§ Text shown:
⟨
General Electric today said it would invest in eSolar, which specializes in solar thermal technology, and use the firm's technology to build solar thermal farms or hybrid power plants, which combine natural gas and solar thermal.
Think of a hybrid power plant as a form of risk mitigation. When the sun shines, steam for the plant can be made from the heat collected by the mirrors of a solar power plant. When it's night or raining, the gas plant can do the most work. The combination of the two technologies also allows power providers to provide fairly firm power and will potentially expand the geographic region for thermal technology. Most solar thermal plants are built, or are proposed, for incredibly arid regions like Arizona, California's Inland Empire, or North Africa. Increasing the gas component -- potentially -- lets power plant builders erect plants in areas where the sun doesn't have to be as strong or dependable. Florida Power & Light built one of the first such facilities in that state.
Solar thermal plants mostly provide baseline-quality power. The biggest problem that the solar thermal power plants in California's Mojave Desert have experienced in decades of operation came after volcanic explosions in the Philippines carried dust over the Pacific.
GE will integrate eSolar's technology with its FlexEfficiency 50 gas turbine, an extremely efficient (61 percent) turbine that can ramp up fairly quickly (more than 50 megawatts a minute). Adding on eSolar's thermal technology will boost the efficiency to over 70 percent.
The deal also marks something of a comeback for eSolar. The company, founded by IdeaLab's Bill Gross, has championed capturing heat from the sun with heliostats, which are freestanding mirrors, and then targeting those mirrors onto a tower filled with water. It's similar to the technology behind BrightSource Energy. However, although eSolar has nabbed funds from Google and others, it hasn't been as successful as BrightSource or SolarReserve at signing large-scale power purchase deals with utilities or landing loans from the Department of Energy. During the credit crisis, eSolar shifted toward licensing its technology to China and India. Some projects have been scuttled or downsized.
Factors such as required site size, land-use risks and multimillion-dollar costs have made it difficult for solar thermal developers to compete against wind and PV developers. Thus, hybrid power plants could become a substantial portion of the industry's future.
Terms of the deal were not disclosed.
This year, GE also announced that it would start to make high-efficiency cadmium telluride solar panels, putting GE in direct competition with First Solar. GE, however, said it won't open its main manufacturing facility, a 400-megawatt factory, until 2013.
⟩
§ Required action 1: In the article on GE's investment in eSolar, what efficiency will the FlexEfficiency 50 gas turbine reach once eSolar's thermal technology is added?
§ Required action 2: Decide whether each statement agrees with the article on GE's investment in eSolar, answering yes or no and quoting the deciding words: (a) eSolar was founded by IdeaLab's Bill Gross. (b) The terms of the deal between GE and eSolar were made public. (c) GE's 400-megawatt solar panel factory will open in 2012.

§ Extracted data:
⟨
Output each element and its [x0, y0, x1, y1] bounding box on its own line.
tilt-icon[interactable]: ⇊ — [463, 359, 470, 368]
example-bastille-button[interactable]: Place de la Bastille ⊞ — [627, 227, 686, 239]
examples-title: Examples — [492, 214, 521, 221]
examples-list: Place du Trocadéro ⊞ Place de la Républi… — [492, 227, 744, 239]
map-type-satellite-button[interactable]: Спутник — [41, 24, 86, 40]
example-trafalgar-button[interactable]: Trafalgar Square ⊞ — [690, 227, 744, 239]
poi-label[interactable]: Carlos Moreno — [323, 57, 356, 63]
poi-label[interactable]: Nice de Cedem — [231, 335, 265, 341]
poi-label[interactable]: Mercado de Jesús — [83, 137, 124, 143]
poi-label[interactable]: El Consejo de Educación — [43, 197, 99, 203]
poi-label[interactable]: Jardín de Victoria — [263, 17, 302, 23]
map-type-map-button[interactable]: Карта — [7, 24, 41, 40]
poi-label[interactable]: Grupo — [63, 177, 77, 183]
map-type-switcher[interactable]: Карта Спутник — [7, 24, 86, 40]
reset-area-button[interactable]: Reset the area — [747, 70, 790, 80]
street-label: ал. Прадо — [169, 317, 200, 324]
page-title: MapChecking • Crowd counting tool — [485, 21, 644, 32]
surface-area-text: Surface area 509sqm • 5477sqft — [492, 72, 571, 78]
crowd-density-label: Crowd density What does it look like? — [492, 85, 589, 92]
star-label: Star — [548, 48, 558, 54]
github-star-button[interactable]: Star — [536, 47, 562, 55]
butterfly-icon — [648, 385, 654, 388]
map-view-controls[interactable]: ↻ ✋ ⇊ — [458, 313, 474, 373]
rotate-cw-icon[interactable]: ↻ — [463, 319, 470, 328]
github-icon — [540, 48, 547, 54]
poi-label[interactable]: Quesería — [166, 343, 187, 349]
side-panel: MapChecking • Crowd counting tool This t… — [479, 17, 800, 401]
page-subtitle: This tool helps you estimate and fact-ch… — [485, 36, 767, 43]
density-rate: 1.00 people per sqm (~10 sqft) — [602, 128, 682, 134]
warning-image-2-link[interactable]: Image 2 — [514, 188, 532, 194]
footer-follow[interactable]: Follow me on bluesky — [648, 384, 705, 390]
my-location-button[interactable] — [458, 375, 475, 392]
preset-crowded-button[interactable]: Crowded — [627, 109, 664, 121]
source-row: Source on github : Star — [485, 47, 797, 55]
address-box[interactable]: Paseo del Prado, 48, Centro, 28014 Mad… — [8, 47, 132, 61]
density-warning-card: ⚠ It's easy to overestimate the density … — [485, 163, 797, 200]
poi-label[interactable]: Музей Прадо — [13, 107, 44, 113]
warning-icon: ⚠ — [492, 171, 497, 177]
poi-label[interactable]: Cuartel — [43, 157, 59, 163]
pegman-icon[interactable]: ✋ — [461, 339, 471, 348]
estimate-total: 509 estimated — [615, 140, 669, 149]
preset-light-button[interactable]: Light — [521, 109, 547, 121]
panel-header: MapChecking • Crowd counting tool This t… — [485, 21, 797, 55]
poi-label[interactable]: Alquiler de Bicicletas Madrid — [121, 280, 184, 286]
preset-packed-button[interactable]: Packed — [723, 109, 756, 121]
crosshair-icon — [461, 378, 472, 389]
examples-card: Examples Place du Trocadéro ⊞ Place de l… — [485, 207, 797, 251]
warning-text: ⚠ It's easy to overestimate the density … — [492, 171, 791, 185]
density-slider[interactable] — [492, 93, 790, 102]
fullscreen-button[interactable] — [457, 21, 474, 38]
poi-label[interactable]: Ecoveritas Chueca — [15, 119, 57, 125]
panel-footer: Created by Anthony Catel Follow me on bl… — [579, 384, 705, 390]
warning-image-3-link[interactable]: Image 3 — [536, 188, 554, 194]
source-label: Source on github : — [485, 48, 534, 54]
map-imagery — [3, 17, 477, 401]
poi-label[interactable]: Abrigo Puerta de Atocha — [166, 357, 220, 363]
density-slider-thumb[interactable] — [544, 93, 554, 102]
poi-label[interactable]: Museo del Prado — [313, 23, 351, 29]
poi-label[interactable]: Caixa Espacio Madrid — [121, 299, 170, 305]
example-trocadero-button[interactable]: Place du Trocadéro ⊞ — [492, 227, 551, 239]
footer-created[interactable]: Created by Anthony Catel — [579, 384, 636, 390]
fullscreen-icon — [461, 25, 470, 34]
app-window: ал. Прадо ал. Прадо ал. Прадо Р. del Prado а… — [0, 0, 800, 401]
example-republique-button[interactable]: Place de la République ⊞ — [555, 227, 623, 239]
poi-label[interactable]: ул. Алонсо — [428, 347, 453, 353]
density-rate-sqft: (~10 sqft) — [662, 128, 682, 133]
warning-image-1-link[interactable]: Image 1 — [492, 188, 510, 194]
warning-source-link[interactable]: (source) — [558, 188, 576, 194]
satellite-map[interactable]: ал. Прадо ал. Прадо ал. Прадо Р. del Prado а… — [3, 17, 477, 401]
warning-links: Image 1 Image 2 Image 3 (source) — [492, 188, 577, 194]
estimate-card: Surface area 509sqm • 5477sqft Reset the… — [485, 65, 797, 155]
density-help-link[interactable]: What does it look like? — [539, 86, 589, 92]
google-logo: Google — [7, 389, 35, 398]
⟩
§ Your response 1: Over 70 percent.

§ Your response 2:
(a) Yes: "The company, founded by IdeaLab's Bill Gross"
(b) No: "Terms of the deal were not disclosed."
(c) No: "won't open its main manufacturing facility, a 400-megawatt factory, until 2013"